## Exercise task:
Look through the data below and return each line where "shown" appears.

──────────────────────────────

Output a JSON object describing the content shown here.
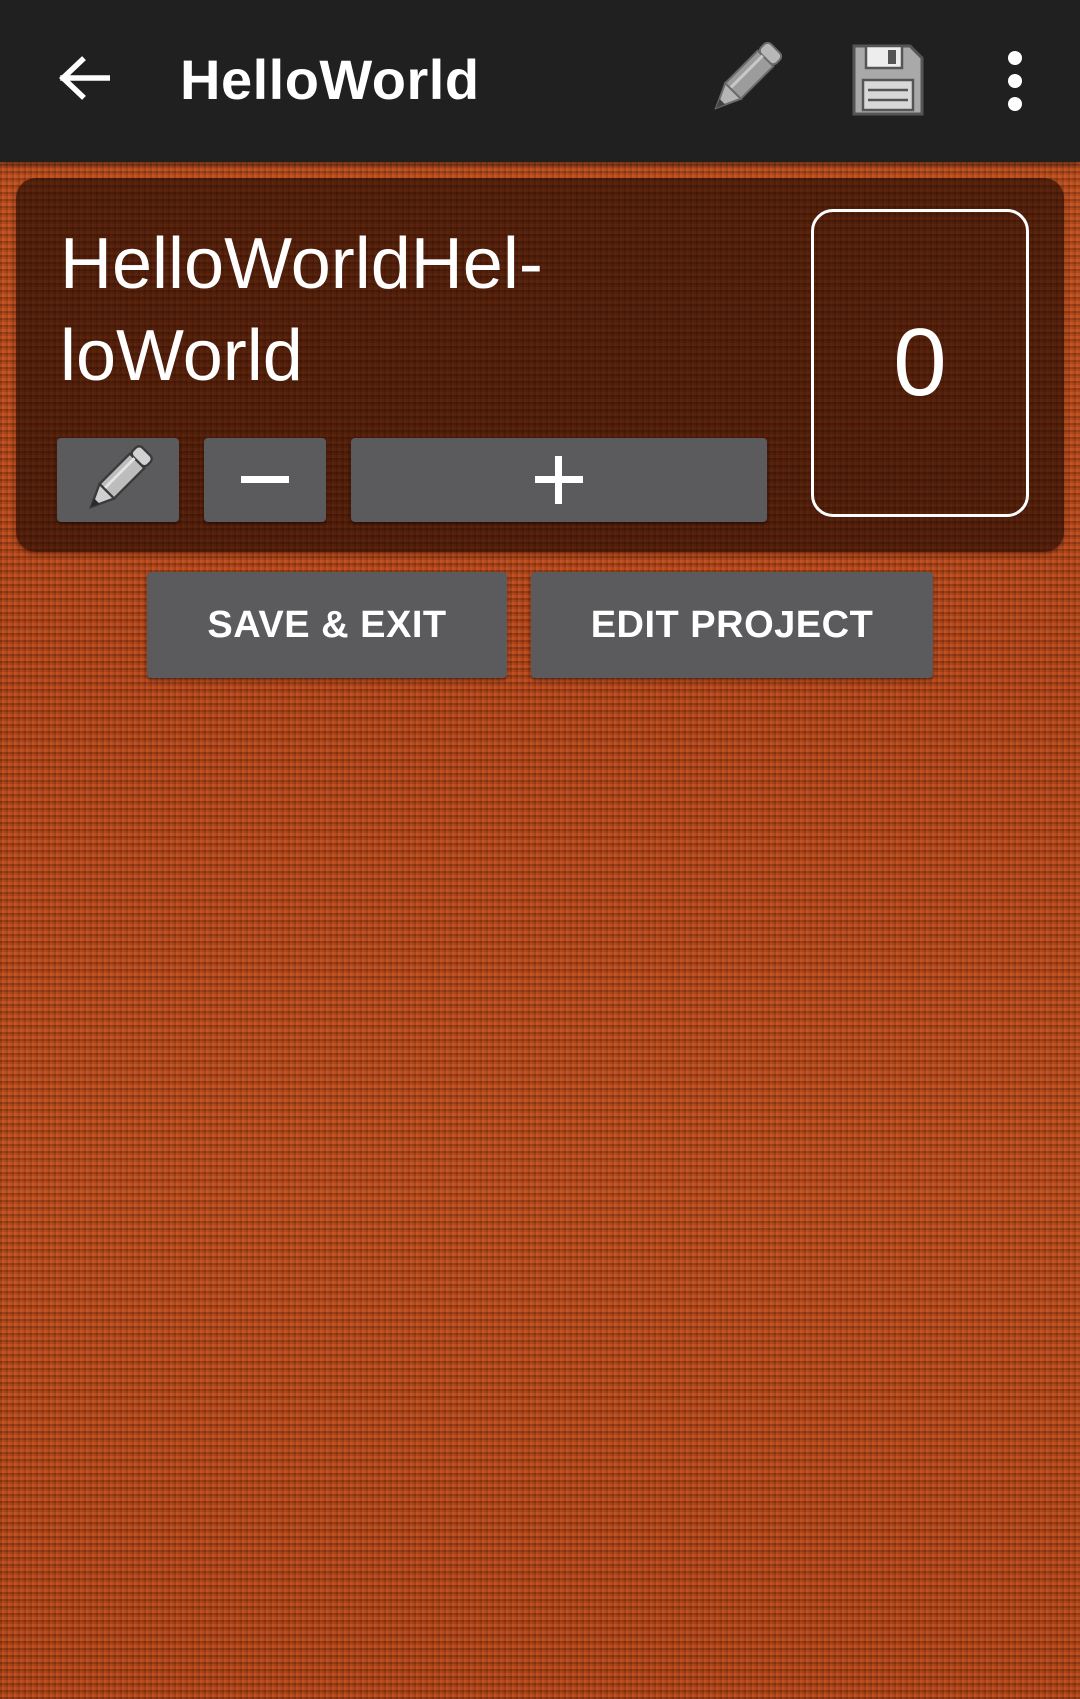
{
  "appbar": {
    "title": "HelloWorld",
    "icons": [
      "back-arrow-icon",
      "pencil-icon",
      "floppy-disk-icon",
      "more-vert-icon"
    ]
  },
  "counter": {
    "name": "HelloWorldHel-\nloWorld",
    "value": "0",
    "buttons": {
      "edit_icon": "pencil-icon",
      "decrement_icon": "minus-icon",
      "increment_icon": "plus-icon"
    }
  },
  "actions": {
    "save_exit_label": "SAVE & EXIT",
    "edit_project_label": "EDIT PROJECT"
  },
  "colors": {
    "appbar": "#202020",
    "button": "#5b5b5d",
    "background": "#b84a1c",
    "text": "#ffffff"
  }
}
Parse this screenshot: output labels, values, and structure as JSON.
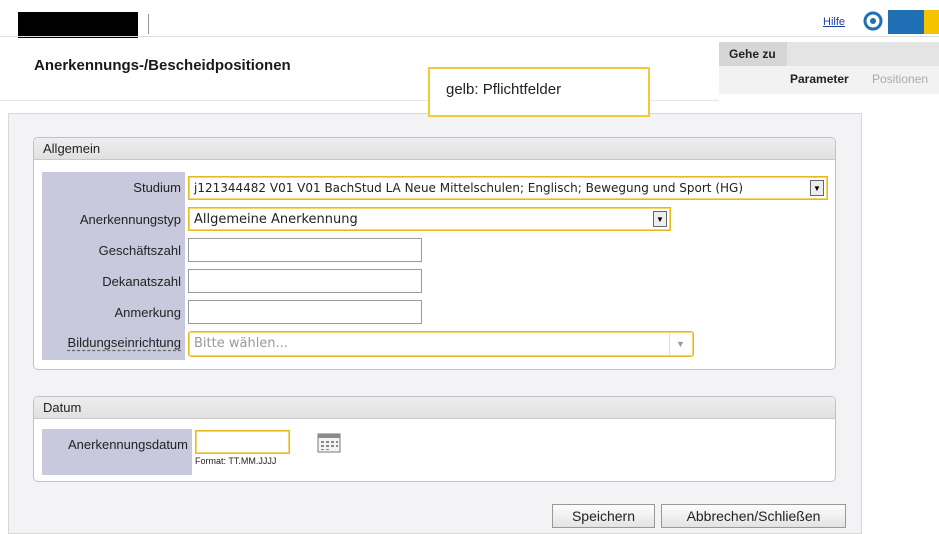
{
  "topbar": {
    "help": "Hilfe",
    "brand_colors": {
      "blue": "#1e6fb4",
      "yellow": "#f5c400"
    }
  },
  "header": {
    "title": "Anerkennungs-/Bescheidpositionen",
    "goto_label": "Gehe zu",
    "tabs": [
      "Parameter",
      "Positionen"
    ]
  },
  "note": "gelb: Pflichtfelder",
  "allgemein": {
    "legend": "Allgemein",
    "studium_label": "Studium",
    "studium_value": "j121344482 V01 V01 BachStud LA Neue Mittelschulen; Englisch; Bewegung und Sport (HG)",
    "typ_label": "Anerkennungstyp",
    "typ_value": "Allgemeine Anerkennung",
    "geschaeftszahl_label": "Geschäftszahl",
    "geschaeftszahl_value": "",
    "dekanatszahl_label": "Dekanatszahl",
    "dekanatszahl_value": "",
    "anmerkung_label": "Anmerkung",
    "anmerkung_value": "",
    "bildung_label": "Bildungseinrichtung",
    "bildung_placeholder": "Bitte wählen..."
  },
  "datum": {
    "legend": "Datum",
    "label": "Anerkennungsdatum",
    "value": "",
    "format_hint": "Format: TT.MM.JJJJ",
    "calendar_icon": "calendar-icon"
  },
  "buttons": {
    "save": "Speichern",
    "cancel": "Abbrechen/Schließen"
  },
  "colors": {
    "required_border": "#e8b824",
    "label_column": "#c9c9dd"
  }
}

──────────────────────────────

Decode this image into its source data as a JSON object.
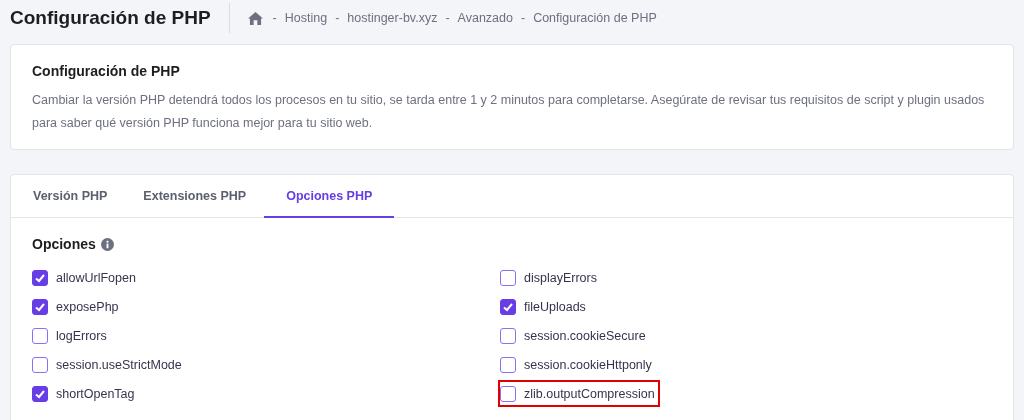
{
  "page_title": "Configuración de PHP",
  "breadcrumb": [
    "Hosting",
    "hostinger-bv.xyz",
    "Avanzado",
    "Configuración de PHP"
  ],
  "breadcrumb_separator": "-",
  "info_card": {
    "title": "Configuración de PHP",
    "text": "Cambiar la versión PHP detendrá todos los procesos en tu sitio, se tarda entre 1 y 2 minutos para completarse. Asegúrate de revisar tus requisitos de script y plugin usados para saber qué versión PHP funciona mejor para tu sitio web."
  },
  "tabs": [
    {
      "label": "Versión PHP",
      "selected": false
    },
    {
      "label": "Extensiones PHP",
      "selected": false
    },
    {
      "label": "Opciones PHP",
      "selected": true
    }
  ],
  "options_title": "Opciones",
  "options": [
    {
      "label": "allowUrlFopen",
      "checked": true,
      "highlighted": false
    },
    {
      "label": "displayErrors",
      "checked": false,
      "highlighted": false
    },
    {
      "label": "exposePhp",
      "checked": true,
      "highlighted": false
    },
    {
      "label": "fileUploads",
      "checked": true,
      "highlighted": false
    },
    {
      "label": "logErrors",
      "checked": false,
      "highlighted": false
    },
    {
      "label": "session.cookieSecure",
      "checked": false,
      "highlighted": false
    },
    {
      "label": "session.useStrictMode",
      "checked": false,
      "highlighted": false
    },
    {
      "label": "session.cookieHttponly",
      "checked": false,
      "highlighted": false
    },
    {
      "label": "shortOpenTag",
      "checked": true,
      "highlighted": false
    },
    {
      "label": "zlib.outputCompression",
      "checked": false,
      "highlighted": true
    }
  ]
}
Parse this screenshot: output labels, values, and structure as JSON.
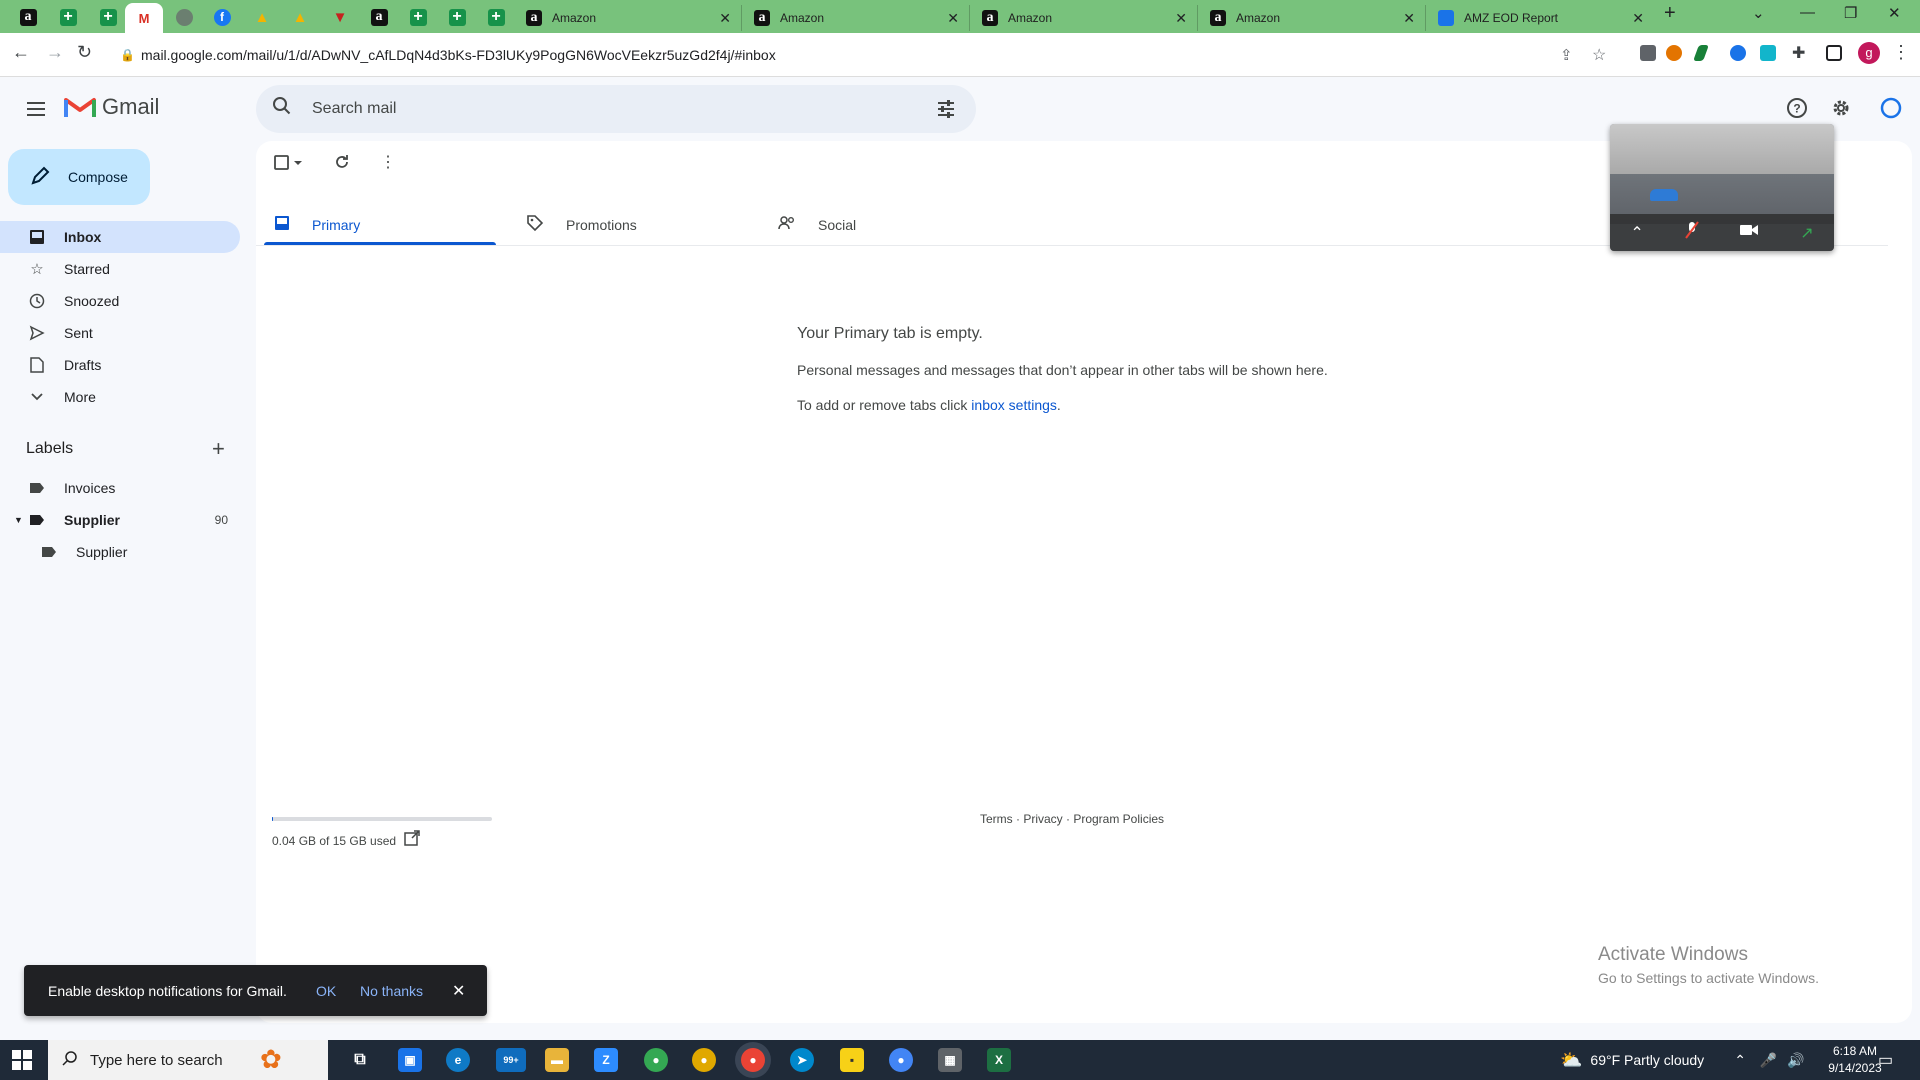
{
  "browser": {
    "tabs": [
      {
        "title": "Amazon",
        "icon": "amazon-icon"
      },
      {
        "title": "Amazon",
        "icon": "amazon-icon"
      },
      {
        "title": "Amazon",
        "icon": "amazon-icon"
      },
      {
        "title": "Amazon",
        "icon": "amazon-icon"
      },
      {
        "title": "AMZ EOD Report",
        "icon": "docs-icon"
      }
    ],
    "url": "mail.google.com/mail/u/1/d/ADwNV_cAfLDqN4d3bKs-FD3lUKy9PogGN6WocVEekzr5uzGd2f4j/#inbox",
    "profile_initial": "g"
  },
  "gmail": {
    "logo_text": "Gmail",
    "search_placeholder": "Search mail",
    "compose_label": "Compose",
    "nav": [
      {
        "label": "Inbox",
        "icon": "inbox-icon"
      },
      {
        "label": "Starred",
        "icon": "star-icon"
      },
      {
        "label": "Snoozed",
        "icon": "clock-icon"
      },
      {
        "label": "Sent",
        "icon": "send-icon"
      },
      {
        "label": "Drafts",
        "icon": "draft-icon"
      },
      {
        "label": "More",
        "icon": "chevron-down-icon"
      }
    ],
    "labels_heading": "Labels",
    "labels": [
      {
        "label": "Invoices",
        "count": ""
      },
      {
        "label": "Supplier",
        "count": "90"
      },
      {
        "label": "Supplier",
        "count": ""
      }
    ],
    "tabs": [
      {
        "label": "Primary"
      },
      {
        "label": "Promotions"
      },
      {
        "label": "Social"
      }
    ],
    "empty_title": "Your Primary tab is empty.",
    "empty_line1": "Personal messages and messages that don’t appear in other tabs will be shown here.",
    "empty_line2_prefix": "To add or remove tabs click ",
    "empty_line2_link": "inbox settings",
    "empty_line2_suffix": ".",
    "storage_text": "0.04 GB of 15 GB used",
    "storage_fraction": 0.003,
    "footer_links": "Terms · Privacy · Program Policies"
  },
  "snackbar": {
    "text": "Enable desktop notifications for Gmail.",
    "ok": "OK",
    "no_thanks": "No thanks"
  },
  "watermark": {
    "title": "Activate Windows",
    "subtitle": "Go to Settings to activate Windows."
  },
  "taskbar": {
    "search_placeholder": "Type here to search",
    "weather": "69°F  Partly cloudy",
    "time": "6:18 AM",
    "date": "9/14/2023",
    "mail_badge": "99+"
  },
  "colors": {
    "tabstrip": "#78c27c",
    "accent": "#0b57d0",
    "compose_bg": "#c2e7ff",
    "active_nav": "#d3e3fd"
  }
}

──────────────────────────────

## Worked answer:
Output a JSON object describing the content shown here.
    "empty_line1": "Personal messages and messages that don’t appear in other tabs will be shown here.",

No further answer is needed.